• Given request: Each record below should appear again exactly as written.

──────── Exercise data ────────

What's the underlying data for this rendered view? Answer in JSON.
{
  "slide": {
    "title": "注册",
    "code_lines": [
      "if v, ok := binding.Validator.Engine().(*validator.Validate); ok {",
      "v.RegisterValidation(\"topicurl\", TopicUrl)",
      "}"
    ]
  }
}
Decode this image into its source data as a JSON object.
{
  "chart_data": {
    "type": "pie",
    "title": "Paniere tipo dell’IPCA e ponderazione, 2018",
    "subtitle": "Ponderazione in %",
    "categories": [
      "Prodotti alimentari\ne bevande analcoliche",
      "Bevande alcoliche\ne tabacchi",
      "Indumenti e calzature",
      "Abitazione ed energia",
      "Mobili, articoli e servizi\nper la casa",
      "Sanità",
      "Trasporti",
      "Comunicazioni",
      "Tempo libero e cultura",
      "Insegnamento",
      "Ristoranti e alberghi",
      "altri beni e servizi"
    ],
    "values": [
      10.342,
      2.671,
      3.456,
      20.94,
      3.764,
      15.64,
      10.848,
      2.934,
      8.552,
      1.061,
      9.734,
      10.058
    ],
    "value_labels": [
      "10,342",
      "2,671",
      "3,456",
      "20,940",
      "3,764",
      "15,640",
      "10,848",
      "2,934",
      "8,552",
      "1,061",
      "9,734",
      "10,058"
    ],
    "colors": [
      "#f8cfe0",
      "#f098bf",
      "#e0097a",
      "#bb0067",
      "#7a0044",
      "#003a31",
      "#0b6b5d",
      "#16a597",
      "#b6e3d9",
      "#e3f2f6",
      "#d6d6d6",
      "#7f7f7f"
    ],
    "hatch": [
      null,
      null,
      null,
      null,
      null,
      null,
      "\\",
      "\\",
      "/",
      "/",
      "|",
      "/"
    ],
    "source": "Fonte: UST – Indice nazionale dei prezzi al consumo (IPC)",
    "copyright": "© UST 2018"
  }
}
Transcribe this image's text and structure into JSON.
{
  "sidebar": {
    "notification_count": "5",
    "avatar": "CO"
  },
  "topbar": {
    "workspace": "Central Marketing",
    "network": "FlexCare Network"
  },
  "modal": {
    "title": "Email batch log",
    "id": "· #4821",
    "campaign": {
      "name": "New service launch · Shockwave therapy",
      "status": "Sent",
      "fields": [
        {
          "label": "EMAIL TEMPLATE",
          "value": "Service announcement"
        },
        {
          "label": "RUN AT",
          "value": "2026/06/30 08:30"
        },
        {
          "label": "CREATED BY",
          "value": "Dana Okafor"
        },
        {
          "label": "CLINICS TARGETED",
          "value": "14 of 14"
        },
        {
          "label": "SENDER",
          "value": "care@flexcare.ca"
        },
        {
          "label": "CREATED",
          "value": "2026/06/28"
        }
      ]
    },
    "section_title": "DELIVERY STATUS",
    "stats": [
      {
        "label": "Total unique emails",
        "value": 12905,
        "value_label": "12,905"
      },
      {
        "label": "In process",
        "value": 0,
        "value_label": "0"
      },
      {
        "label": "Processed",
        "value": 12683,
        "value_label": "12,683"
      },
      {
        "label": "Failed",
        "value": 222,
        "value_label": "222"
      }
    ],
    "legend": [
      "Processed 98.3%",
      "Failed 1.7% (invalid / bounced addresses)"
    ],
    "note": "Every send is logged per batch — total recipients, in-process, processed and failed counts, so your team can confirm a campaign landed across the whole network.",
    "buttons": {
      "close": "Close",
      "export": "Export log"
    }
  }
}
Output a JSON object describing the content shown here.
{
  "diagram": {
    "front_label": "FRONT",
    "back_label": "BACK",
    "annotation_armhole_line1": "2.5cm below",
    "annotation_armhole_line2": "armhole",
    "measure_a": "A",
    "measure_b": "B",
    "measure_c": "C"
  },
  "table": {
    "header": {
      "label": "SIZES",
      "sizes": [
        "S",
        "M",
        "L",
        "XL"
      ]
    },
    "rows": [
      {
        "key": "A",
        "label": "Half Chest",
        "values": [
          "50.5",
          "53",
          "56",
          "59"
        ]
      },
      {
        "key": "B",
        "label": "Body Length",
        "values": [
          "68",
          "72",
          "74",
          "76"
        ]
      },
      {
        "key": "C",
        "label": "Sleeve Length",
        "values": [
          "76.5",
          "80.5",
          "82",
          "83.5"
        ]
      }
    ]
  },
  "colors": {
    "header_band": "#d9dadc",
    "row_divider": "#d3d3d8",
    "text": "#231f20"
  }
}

────────

• The solution:
What's the underlying data for this rendered view? Answer in JSON.
{
  "slide": {
    "title": "注册",
    "code_lines": [
      "if v, ok := binding.Validator.Engine().(*validator.Validate); ok {",
      "v.RegisterValidation(\"topicurl\", TopicUrl)",
      "}"
    ]
  }
}
Decode this image into its source data as a JSON object.
{
  "chart_data": {
    "type": "pie",
    "title": "Paniere tipo dell’IPCA e ponderazione, 2018",
    "subtitle": "Ponderazione in %",
    "categories": [
      "Prodotti alimentari\ne bevande analcoliche",
      "Bevande alcoliche\ne tabacchi",
      "Indumenti e calzature",
      "Abitazione ed energia",
      "Mobili, articoli e servizi\nper la casa",
      "Sanità",
      "Trasporti",
      "Comunicazioni",
      "Tempo libero e cultura",
      "Insegnamento",
      "Ristoranti e alberghi",
      "altri beni e servizi"
    ],
    "values": [
      10.342,
      2.671,
      3.456,
      20.94,
      3.764,
      15.64,
      10.848,
      2.934,
      8.552,
      1.061,
      9.734,
      10.058
    ],
    "value_labels": [
      "10,342",
      "2,671",
      "3,456",
      "20,940",
      "3,764",
      "15,640",
      "10,848",
      "2,934",
      "8,552",
      "1,061",
      "9,734",
      "10,058"
    ],
    "colors": [
      "#f8cfe0",
      "#f098bf",
      "#e0097a",
      "#bb0067",
      "#7a0044",
      "#003a31",
      "#0b6b5d",
      "#16a597",
      "#b6e3d9",
      "#e3f2f6",
      "#d6d6d6",
      "#7f7f7f"
    ],
    "hatch": [
      null,
      null,
      null,
      null,
      null,
      null,
      "\\",
      "\\",
      "/",
      "/",
      "|",
      "/"
    ],
    "source": "Fonte: UST – Indice nazionale dei prezzi al consumo (IPC)",
    "copyright": "© UST 2018"
  }
}
Transcribe this image's text and structure into JSON.
{
  "sidebar": {
    "notification_count": "5",
    "avatar": "CO"
  },
  "topbar": {
    "workspace": "Central Marketing",
    "network": "FlexCare Network"
  },
  "modal": {
    "title": "Email batch log",
    "id": "· #4821",
    "campaign": {
      "name": "New service launch · Shockwave therapy",
      "status": "Sent",
      "fields": [
        {
          "label": "EMAIL TEMPLATE",
          "value": "Service announcement"
        },
        {
          "label": "RUN AT",
          "value": "2026/06/30 08:30"
        },
        {
          "label": "CREATED BY",
          "value": "Dana Okafor"
        },
        {
          "label": "CLINICS TARGETED",
          "value": "14 of 14"
        },
        {
          "label": "SENDER",
          "value": "care@flexcare.ca"
        },
        {
          "label": "CREATED",
          "value": "2026/06/28"
        }
      ]
    },
    "section_title": "DELIVERY STATUS",
    "stats": [
      {
        "label": "Total unique emails",
        "value": 12905,
        "value_label": "12,905"
      },
      {
        "label": "In process",
        "value": 0,
        "value_label": "0"
      },
      {
        "label": "Processed",
        "value": 12683,
        "value_label": "12,683"
      },
      {
        "label": "Failed",
        "value": 222,
        "value_label": "222"
      }
    ],
    "legend": [
      "Processed 98.3%",
      "Failed 1.7% (invalid / bounced addresses)"
    ],
    "note": "Every send is logged per batch — total recipients, in-process, processed and failed counts, so your team can confirm a campaign landed across the whole network.",
    "buttons": {
      "close": "Close",
      "export": "Export log"
    }
  }
}
Output a JSON object describing the content shown here.
{
  "diagram": {
    "front_label": "FRONT",
    "back_label": "BACK",
    "annotation_armhole_line1": "2.5cm below",
    "annotation_armhole_line2": "armhole",
    "measure_a": "A",
    "measure_b": "B",
    "measure_c": "C"
  },
  "table": {
    "header": {
      "label": "SIZES",
      "sizes": [
        "S",
        "M",
        "L",
        "XL"
      ]
    },
    "rows": [
      {
        "key": "A",
        "label": "Half Chest",
        "values": [
          "50.5",
          "53",
          "56",
          "59"
        ]
      },
      {
        "key": "B",
        "label": "Body Length",
        "values": [
          "68",
          "72",
          "74",
          "76"
        ]
      },
      {
        "key": "C",
        "label": "Sleeve Length",
        "values": [
          "76.5",
          "80.5",
          "82",
          "83.5"
        ]
      }
    ]
  },
  "colors": {
    "header_band": "#d9dadc",
    "row_divider": "#d3d3d8",
    "text": "#231f20"
  }
}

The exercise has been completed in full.